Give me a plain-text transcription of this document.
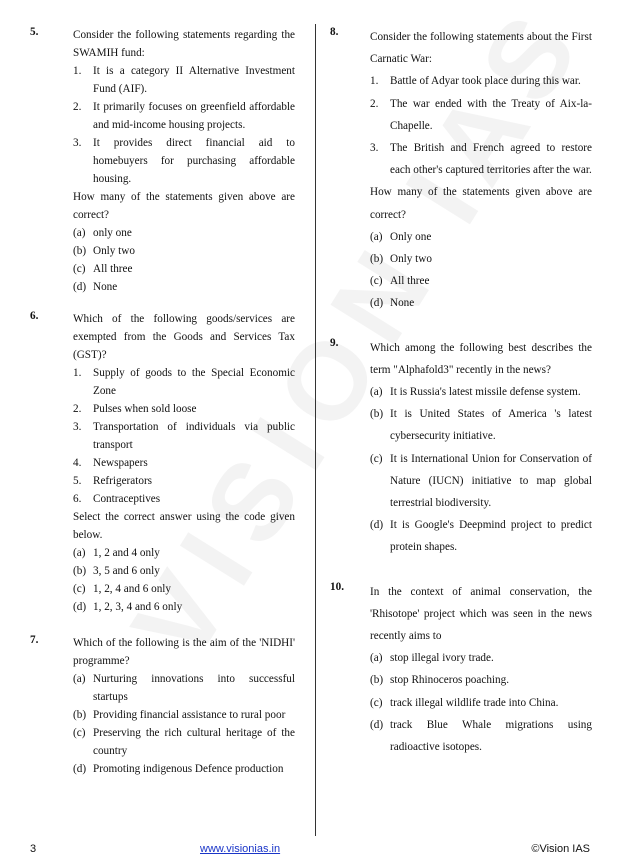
5.	Consider the following statements regarding the SWAMIH fund:
1.	It is a category II Alternative Investment Fund (AIF).
2.	It primarily focuses on greenfield affordable and mid-income housing projects.
3.	It provides direct financial aid to homebuyers for purchasing affordable housing.
How many of the statements given above are correct?
(a) only one
(b) Only two
(c) All three
(d) None
6.	Which of the following goods/services are exempted from the Goods and Services Tax (GST)?
1.	Supply of goods to the Special Economic Zone
2.	Pulses when sold loose
3.	Transportation of individuals via public transport
4.	Newspapers
5.	Refrigerators
6.	Contraceptives
Select the correct answer using the code given below.
(a) 1, 2 and 4 only
(b) 3, 5 and 6 only
(c) 1, 2, 4 and 6 only
(d) 1, 2, 3, 4 and 6 only
7.	Which of the following is the aim of the 'NIDHI' programme?
(a) Nurturing innovations into successful startups
(b) Providing financial assistance to rural poor
(c) Preserving the rich cultural heritage of the country
(d) Promoting indigenous Defence production
8.	Consider the following statements about the First Carnatic War:
1.	Battle of Adyar took place during this war.
2.	The war ended with the Treaty of Aix-la-Chapelle.
3.	The British and French agreed to restore each other's captured territories after the war.
How many of the statements given above are correct?
(a) Only one
(b) Only two
(c) All three
(d) None
9.	Which among the following best describes the term "Alphafold3" recently in the news?
(a) It is Russia's latest missile defense system.
(b) It is United States of America 's latest cybersecurity initiative.
(c) It is International Union for Conservation of Nature (IUCN) initiative to map global terrestrial biodiversity.
(d) It is Google's Deepmind project to predict protein shapes.
10. In the context of animal conservation, the 'Rhisotope' project which was seen in the news recently aims to
(a) stop illegal ivory trade.
(b) stop Rhinoceros poaching.
(c) track illegal wildlife trade into China.
(d) track Blue Whale migrations using radioactive isotopes.
3	www.visionias.in	©Vision IAS
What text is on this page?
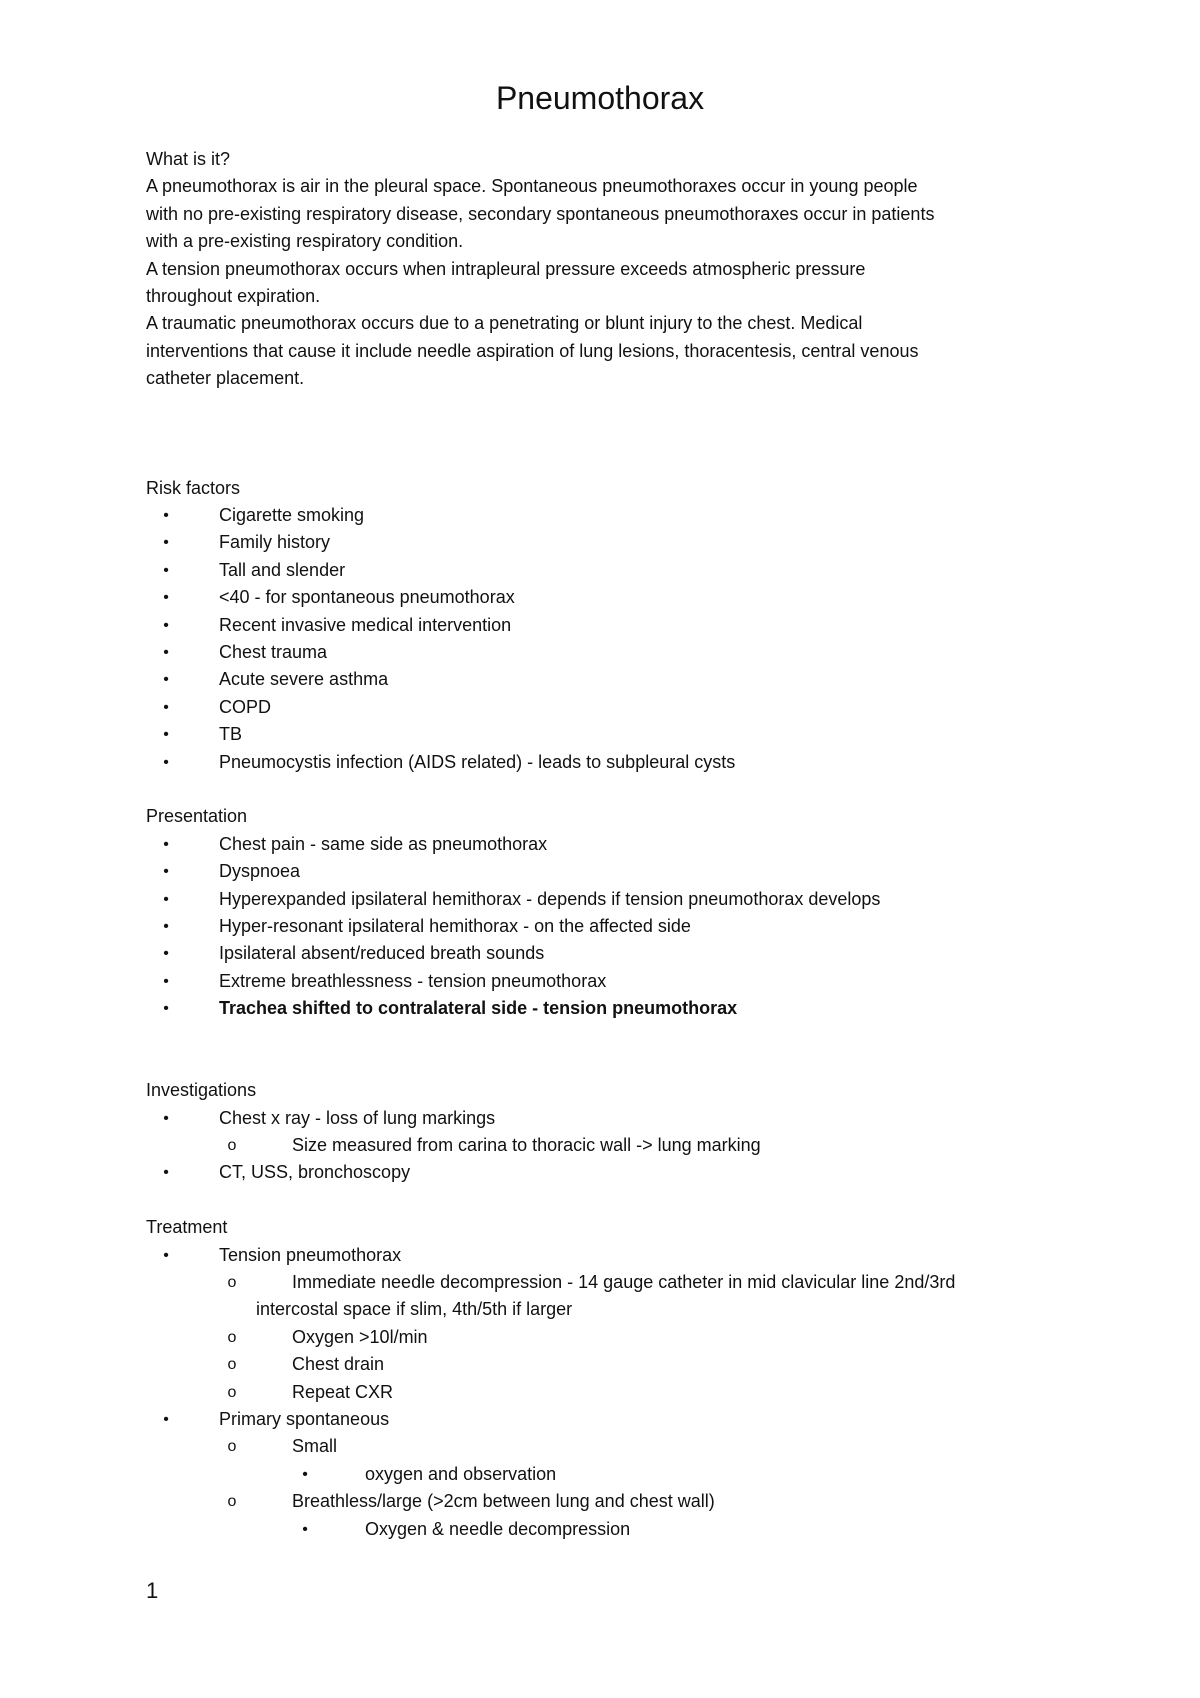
Pneumothorax
What is it?
A pneumothorax is air in the pleural space. Spontaneous pneumothoraxes occur in young people
with no pre-existing respiratory disease, secondary spontaneous pneumothoraxes occur in patients
with a pre-existing respiratory condition.
A tension pneumothorax occurs when intrapleural pressure exceeds atmospheric pressure
throughout expiration.
A traumatic pneumothorax occurs due to a penetrating or blunt injury to the chest. Medical
interventions that cause it include needle aspiration of lung lesions, thoracentesis, central venous
catheter placement.
Risk factors
•	Cigarette smoking
•	Family history
•	Tall and slender
•	<40 - for spontaneous pneumothorax
•	Recent invasive medical intervention
•	Chest trauma
•	Acute severe asthma
•	COPD
•	TB
•	Pneumocystis infection (AIDS related) - leads to subpleural cysts
Presentation
•	Chest pain - same side as pneumothorax
•	Dyspnoea
•	Hyperexpanded ipsilateral hemithorax - depends if tension pneumothorax develops
•	Hyper-resonant ipsilateral hemithorax - on the affected side
•	Ipsilateral absent/reduced breath sounds
•	Extreme breathlessness - tension pneumothorax
•	Trachea shifted to contralateral side - tension pneumothorax
Investigations
•	Chest x ray - loss of lung markings
o	Size measured from carina to thoracic wall -> lung marking
•	CT, USS, bronchoscopy
Treatment
•	Tension pneumothorax
o	Immediate needle decompression - 14 gauge catheter in mid clavicular line 2nd/3rd
intercostal space if slim, 4th/5th if larger
o	Oxygen >10l/min
o	Chest drain
o	Repeat CXR
•	Primary spontaneous
o	Small
•	oxygen and observation
o	Breathless/large (>2cm between lung and chest wall)
•	Oxygen & needle decompression
1
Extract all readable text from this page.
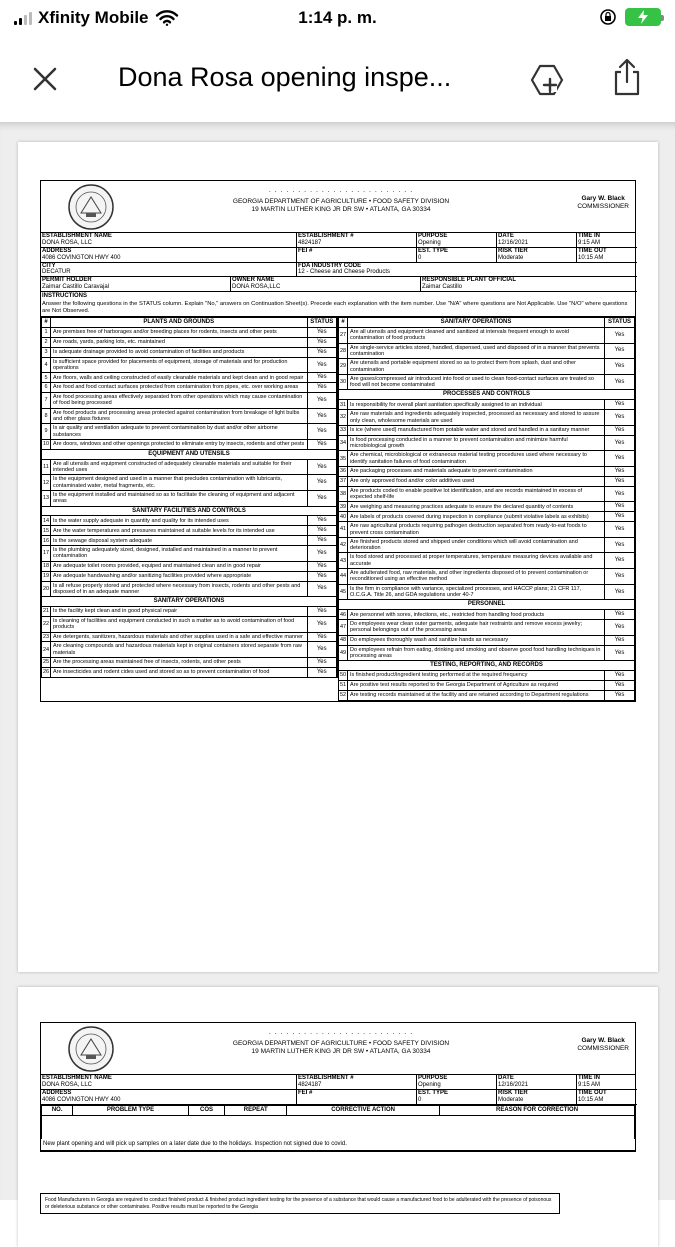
Xfinity Mobile	1:14 p. m.
Dona Rosa opening inspe...
. . . . . . . . . . . . . . . . . . . . . . . . .
GEORGIA DEPARTMENT OF AGRICULTURE • FOOD SAFETY DIVISION
19 MARTIN LUTHER KING JR DR SW • ATLANTA, GA 30334
Gary W. Black
COMMISSIONER
ESTABLISHMENT NAME
DONA ROSA, LLC
ESTABLISHMENT #
4824187
PURPOSE
Opening
DATE
12/16/2021
TIME IN
9:15 AM
ADDRESS
4086 COVINGTON HWY 400
FEI #	EST. TYPE
0
RISK TIER
Moderate
TIME OUT
10:15 AM
CITY
DECATUR
FDA INDUSTRY CODE
12 - Cheese and Cheese Products
PERMIT HOLDER
Zaimar Castillo Caravajal
OWNER NAME
DONA ROSA,LLC
RESPONSIBLE PLANT OFFICIAL
Zaimar Castillo
INSTRUCTIONS
Answer the following questions in the STATUS column. Explain "No," answers on Continuation Sheet(s). Precede each explanation with the item number. Use "N/A" where questions are Not Applicable. Use "N/O" where questions are Not Observed.
#	PLANTS AND GROUNDS	STATUS
1	Are premises free of harborages and/or breeding places for rodents, insects and other pests	Yes
2	Are roads, yards, parking lots, etc. maintained	Yes
3	Is adequate drainage provided to avoid contamination of facilities and products	Yes
4	Is sufficient space provided for placements of equipment, storage of materials and for production operations	Yes
5	Are floors, walls and ceiling constructed of easily cleanable materials and kept clean and in good repair	Yes
6	Are food and food contact surfaces protected from contamination from pipes, etc. over working areas	Yes
7	Are food processing areas effectively separated from other operations which may cause contamination of food being processed	Yes
8	Are food products and processing areas protected against contamination from breakage of light bulbs and other glass fixtures	Yes
9	Is air quality and ventilation adequate to prevent contamination by dust and/or other airborne substances	Yes
10	Are doors, windows and other openings protected to eliminate entry by insects, rodents and other pests	Yes
EQUIPMENT AND UTENSILS		
11	Are all utensils and equipment constructed of adequately cleanable materials and suitable for their intended uses	Yes
12	Is the equipment designed and used in a manner that precludes contamination with lubricants, contaminated water, metal fragments, etc.	Yes
13	Is the equipment installed and maintained so as to facilitate the cleaning of equipment and adjacent areas	Yes
SANITARY FACILITIES AND CONTROLS		
14	Is the water supply adequate in quantity and quality for its intended uses	Yes
15	Are the water temperatures and pressures maintained at suitable levels for its intended use	Yes
16	Is the sewage disposal system adequate	Yes
17	Is the plumbing adequately sized, designed, installed and maintained in a manner to prevent contamination	Yes
18	Are adequate toilet rooms provided, equiped and maintained clean and in good repair	Yes
19	Are adequate handwashing and/or sanitizing facilities provided where appropriate	Yes
20	Is all refuse properly stored and protected where necessary from insects, rodents and other pests and disposed of in an adequate manner	Yes
SANITARY OPERATIONS		
21	Is the facility kept clean and in good physical repair	Yes
22	Is cleaning of facilities and equipment conducted in such a matter as to avoid contamination of food products	Yes
23	Are detergents, sanitizers, hazardous materials and other supplies used in a safe and effective manner	Yes
24	Are cleaning compounds and hazardous materials kept in original containers stored separate from raw materials	Yes
25	Are the processing areas maintained free of insects, rodents, and other pests	Yes
26	Are insecticides and rodent cides used and stored so as to prevent contamination of food	Yes
#	SANITARY OPERATIONS	STATUS
27	Are all utensils and equipment cleaned and sanitized at intervals frequent enough to avoid contamination of food products	Yes
28	Are single-service articles stored, handled, dispensed, used and disposed of in a manner that prevents contamination	Yes
29	Are utensils and portable equipment stored so as to protect them from splash, dust and other contamination	Yes
30	Are gases/compressed air introduced into food or used to clean food-contact surfaces are treated so food will not become contaminated	Yes
PROCESSES AND CONTROLS		
31	Is responsibility for overall plant sanitation specifically assigned to an individual	Yes
32	Are raw materials and ingredients adequately inspected, processed as necessary and stored to assure only clean, wholesome materials are used	Yes
33	Is ice (where used) manufactured from potable water and stored and handled in a sanitary manner	Yes
34	Is food processing conducted in a manner to prevent contamination and minimize harmful microbiological growth	Yes
35	Are chemical, microbiological or extraneous material testing procedures used where necessary to identify sanitation failures of food contamination	Yes
36	Are packaging processes and materials adequate to prevent contamination	Yes
37	Are only approved food and/or color additives used	Yes
38	Are products coded to enable positive lot identification, and are records maintained in excess of expected shelf-life	Yes
39	Are weighing and measuring practices adequate to ensure the declared quantity of contents	Yes
40	Are labels of products covered during inspection in compliance (submit violative labels as exhibits)	Yes
41	Are raw agricultural products requiring pathogen destruction separated from ready-to-eat foods to prevent cross contamination	Yes
42	Are finished products stored and shipped under conditions which will avoid contamination and deterioration	Yes
43	Is food stored and processed at proper temperatures, temperature measuring devices available and accurate	Yes
44	Are adulterated food, raw materials, and other ingredients disposed of to prevent contamination or reconditioned using an effective method	Yes
45	Is the firm in compliance with variance, specialized processes, and HACCP plans; 21 CFR 117, O.C.G.A. Title 26, and GDA regulations under 40-7	Yes
PERSONNEL		
46	Are personnel with sores, infections, etc., restricted from handling food products	Yes
47	Do employees wear clean outer garments, adequate hair restraints and remove excess jewelry; personal belongings out of the processing areas	Yes
48	Do employees thoroughly wash and sanitize hands as necessary	Yes
49	Do employees refrain from eating, drinking and smoking and observe good food handling techniques in processing areas	Yes
TESTING, REPORTING, AND RECORDS		
50	Is finished product/ingredient testing performed at the required frequency	Yes
51	Are positive test results reported to the Georgia Department of Agriculture as required	Yes
52	Are testing records maintained at the facility and are retained according to Department regulations	Yes
. . . . . . . . . . . . . . . . . . . . . . . . .
GEORGIA DEPARTMENT OF AGRICULTURE • FOOD SAFETY DIVISION
19 MARTIN LUTHER KING JR DR SW • ATLANTA, GA 30334
Gary W. Black
COMMISSIONER
ESTABLISHMENT NAME
DONA ROSA, LLC
ESTABLISHMENT #
4824187
PURPOSE
Opening
DATE
12/16/2021
TIME IN
9:15 AM
ADDRESS
4086 COVINGTON HWY 400
FEI #	EST. TYPE
0
RISK TIER
Moderate
TIME OUT
10:15 AM
NO.	PROBLEM TYPE	COS	REPEAT	CORRECTIVE ACTION	REASON FOR CORRECTION

New plant opening and will pick up samples on a later date due to the holidays. Inspection not signed due to covid.
Food Manufacturers in Georgia are required to conduct finished product & finished product ingredient testing for the presence of a substance that would cause a manufactured food to be adulterated with the presence of poisonous or deleterious substance or other contaminates. Positive results must be reported to the Georgia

■ What you should do: Your response should contain each line of the entries above that holds the string "handled".

■ Written response:
28	Are single-service articles stored, handled, dispensed, used and disposed of in a manner that prevents contamination	Yes
33	Is ice (where used) manufactured from potable water and stored and handled in a sanitary manner	Yes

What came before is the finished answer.